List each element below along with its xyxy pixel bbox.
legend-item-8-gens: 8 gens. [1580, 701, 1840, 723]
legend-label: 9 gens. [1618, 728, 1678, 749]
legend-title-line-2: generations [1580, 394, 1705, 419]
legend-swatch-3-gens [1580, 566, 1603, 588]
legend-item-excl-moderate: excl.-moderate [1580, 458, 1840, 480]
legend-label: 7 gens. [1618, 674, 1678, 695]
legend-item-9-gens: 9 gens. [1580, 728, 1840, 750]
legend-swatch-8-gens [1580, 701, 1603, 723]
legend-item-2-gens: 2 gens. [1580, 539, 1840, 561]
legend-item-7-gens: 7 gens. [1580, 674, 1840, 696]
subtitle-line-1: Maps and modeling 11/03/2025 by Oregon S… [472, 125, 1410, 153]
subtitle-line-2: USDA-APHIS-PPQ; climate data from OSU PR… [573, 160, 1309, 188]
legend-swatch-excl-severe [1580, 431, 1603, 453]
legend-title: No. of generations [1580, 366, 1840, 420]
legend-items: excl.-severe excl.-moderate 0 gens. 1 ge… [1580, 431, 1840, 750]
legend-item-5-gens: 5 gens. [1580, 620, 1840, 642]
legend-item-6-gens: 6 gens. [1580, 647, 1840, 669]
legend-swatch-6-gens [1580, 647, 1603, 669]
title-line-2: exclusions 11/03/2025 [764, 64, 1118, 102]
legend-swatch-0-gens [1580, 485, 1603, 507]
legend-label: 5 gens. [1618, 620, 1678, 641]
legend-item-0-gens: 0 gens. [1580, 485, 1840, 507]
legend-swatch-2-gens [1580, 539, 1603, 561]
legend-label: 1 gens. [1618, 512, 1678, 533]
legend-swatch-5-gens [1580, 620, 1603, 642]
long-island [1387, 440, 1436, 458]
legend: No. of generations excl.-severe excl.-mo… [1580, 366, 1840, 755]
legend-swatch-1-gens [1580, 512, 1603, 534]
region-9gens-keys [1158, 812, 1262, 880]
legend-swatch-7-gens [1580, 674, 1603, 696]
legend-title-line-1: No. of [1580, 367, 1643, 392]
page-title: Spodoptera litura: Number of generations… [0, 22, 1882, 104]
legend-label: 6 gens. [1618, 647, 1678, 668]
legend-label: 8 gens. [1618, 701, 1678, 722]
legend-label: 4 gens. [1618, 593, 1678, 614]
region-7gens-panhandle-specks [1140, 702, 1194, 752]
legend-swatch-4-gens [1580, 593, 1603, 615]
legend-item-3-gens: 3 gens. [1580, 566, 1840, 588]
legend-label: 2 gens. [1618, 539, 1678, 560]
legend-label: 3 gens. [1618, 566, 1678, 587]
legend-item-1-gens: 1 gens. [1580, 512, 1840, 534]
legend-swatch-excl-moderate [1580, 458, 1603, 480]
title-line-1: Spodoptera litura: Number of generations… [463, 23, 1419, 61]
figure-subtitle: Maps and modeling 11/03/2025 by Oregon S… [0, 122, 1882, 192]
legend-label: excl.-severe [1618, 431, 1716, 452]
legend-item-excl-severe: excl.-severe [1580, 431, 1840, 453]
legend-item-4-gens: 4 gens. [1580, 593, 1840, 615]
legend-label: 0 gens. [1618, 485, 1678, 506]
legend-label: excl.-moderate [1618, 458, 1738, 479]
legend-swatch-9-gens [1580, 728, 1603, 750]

Set exercise:
Reproduce verbatim the part of the records that opens with their first line and closes with the line containing "legend-swatch-3-gens [1580, 566, 1603, 588]", including both ends.

Result for this exercise:
List each element below along with its xyxy pixel bbox.
legend-item-8-gens: 8 gens. [1580, 701, 1840, 723]
legend-label: 9 gens. [1618, 728, 1678, 749]
legend-title-line-2: generations [1580, 394, 1705, 419]
legend-swatch-3-gens [1580, 566, 1603, 588]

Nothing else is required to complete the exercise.